[Records from a data collection]
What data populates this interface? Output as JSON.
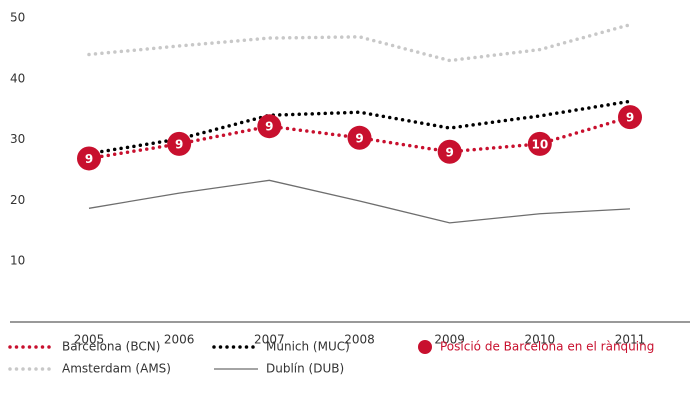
{
  "chart_data": {
    "type": "line",
    "categories": [
      "2005",
      "2006",
      "2007",
      "2008",
      "2009",
      "2010",
      "2011"
    ],
    "series": [
      {
        "name": "Barcelona (BCN)",
        "color": "#c8102e",
        "style": "dotted",
        "values": [
          26.9,
          29.3,
          32.2,
          30.3,
          28.0,
          29.3,
          33.7
        ]
      },
      {
        "name": "Munich (MUC)",
        "color": "#000000",
        "style": "dotted",
        "values": [
          27.7,
          30.1,
          34.0,
          34.5,
          31.9,
          33.9,
          36.3
        ]
      },
      {
        "name": "Amsterdam (AMS)",
        "color": "#c8c8c8",
        "style": "dotted",
        "values": [
          44.0,
          45.4,
          46.7,
          46.9,
          43.0,
          44.8,
          48.9
        ]
      },
      {
        "name": "Dublín (DUB)",
        "color": "#6e6e6e",
        "style": "solid",
        "values": [
          18.7,
          21.2,
          23.3,
          19.9,
          16.3,
          17.8,
          18.6
        ]
      }
    ],
    "ranking": {
      "name": "Posició de Barcelona en el rànquing",
      "color": "#c8102e",
      "values": [
        9,
        9,
        9,
        9,
        9,
        10,
        9
      ]
    },
    "ylim": [
      0,
      50
    ],
    "yticks": [
      10,
      20,
      30,
      40,
      50
    ],
    "grid": false
  }
}
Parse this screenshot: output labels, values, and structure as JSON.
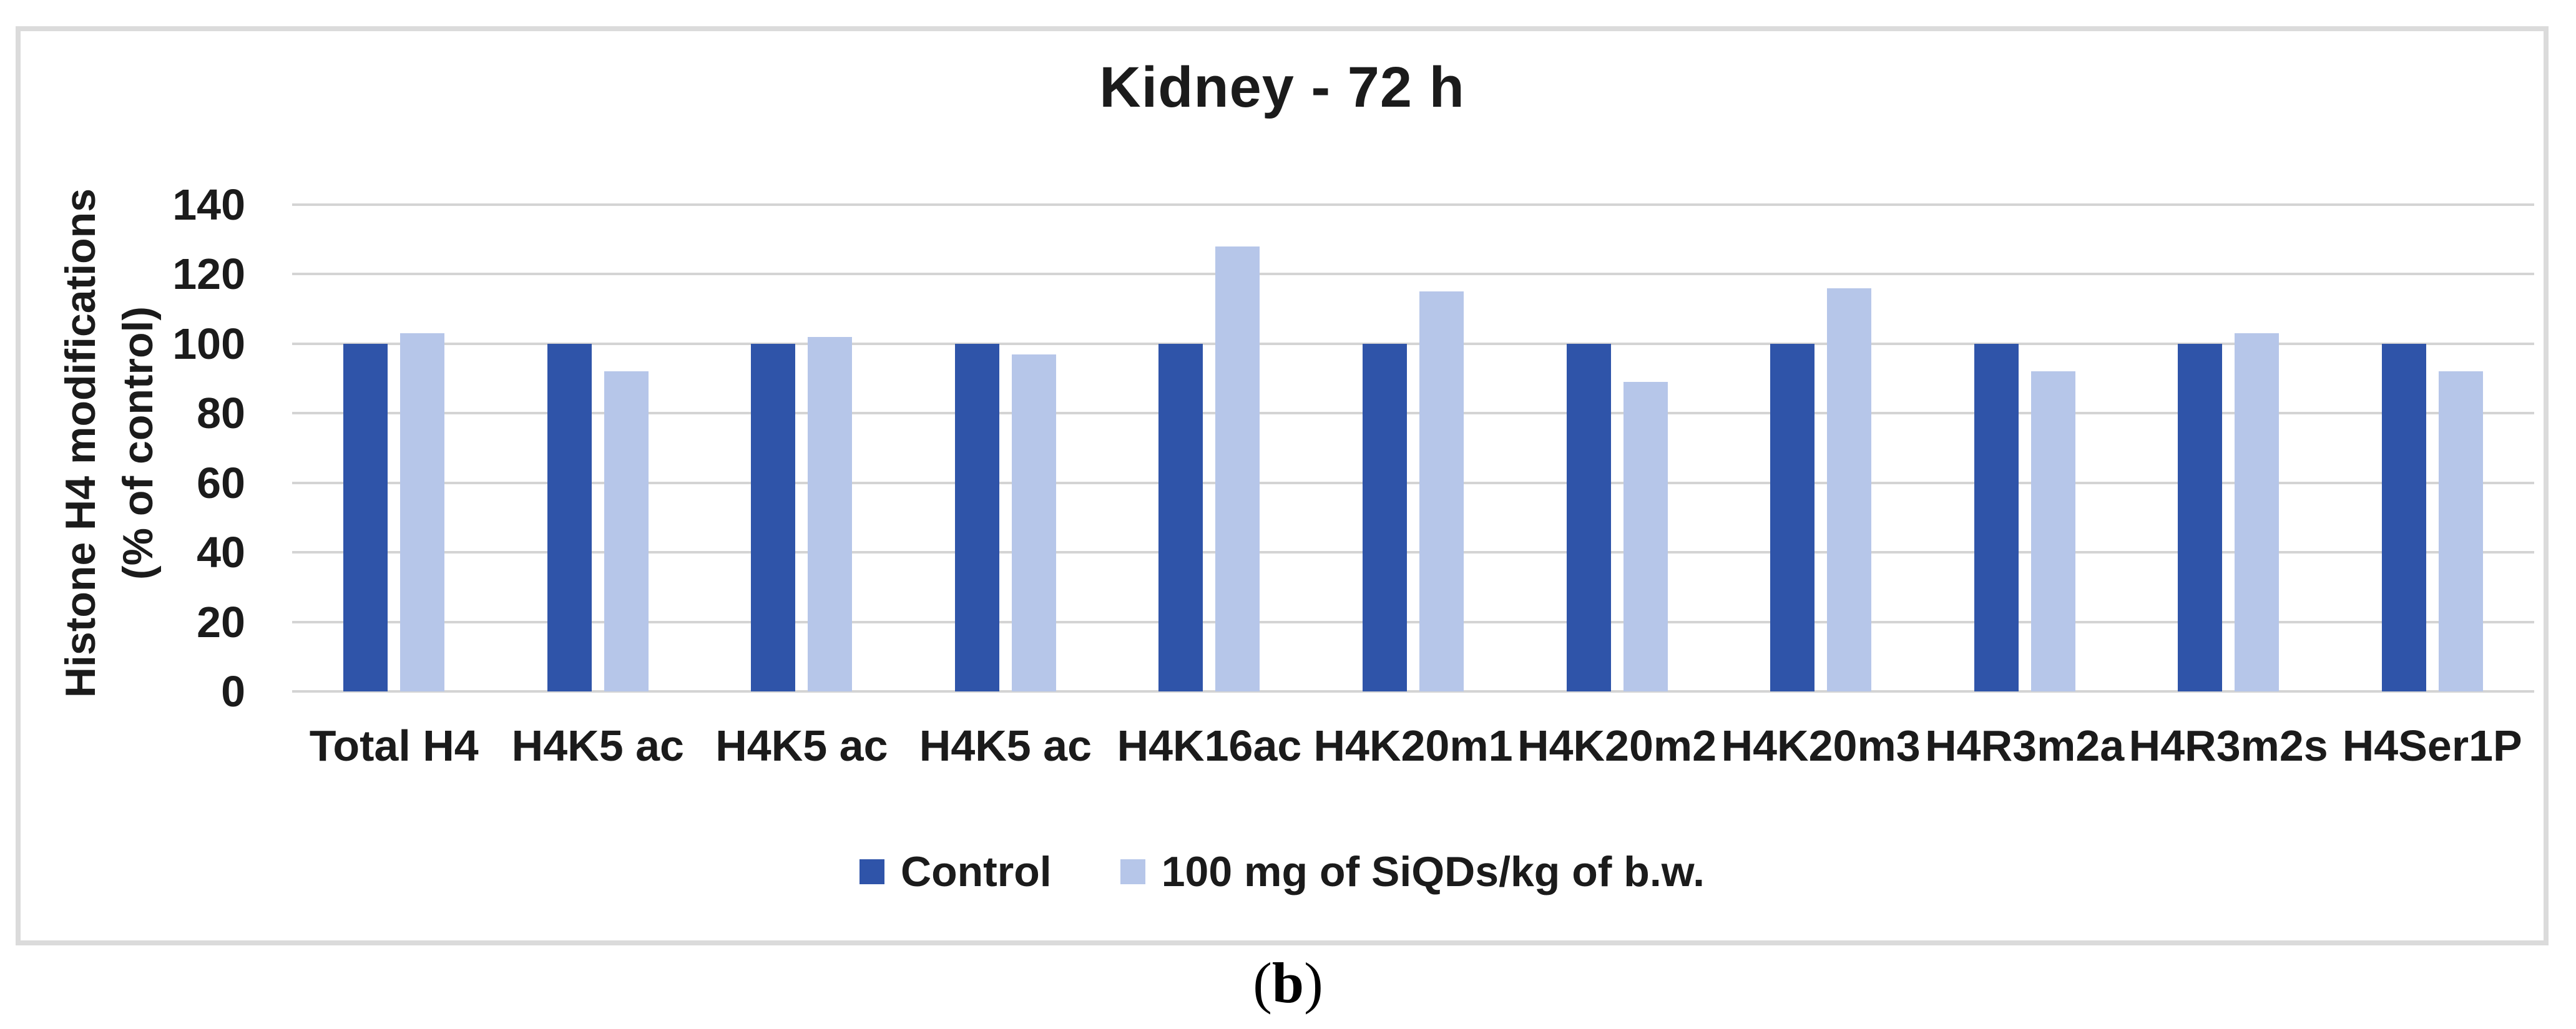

DIRECTIONS FOR THIS TASK:
Scan the listing above for the word "JSON" and copy every line that holds it.

RESULT:
What data populates this interface? Output as JSON.
Parse this screenshot: output labels, values, and structure as JSON.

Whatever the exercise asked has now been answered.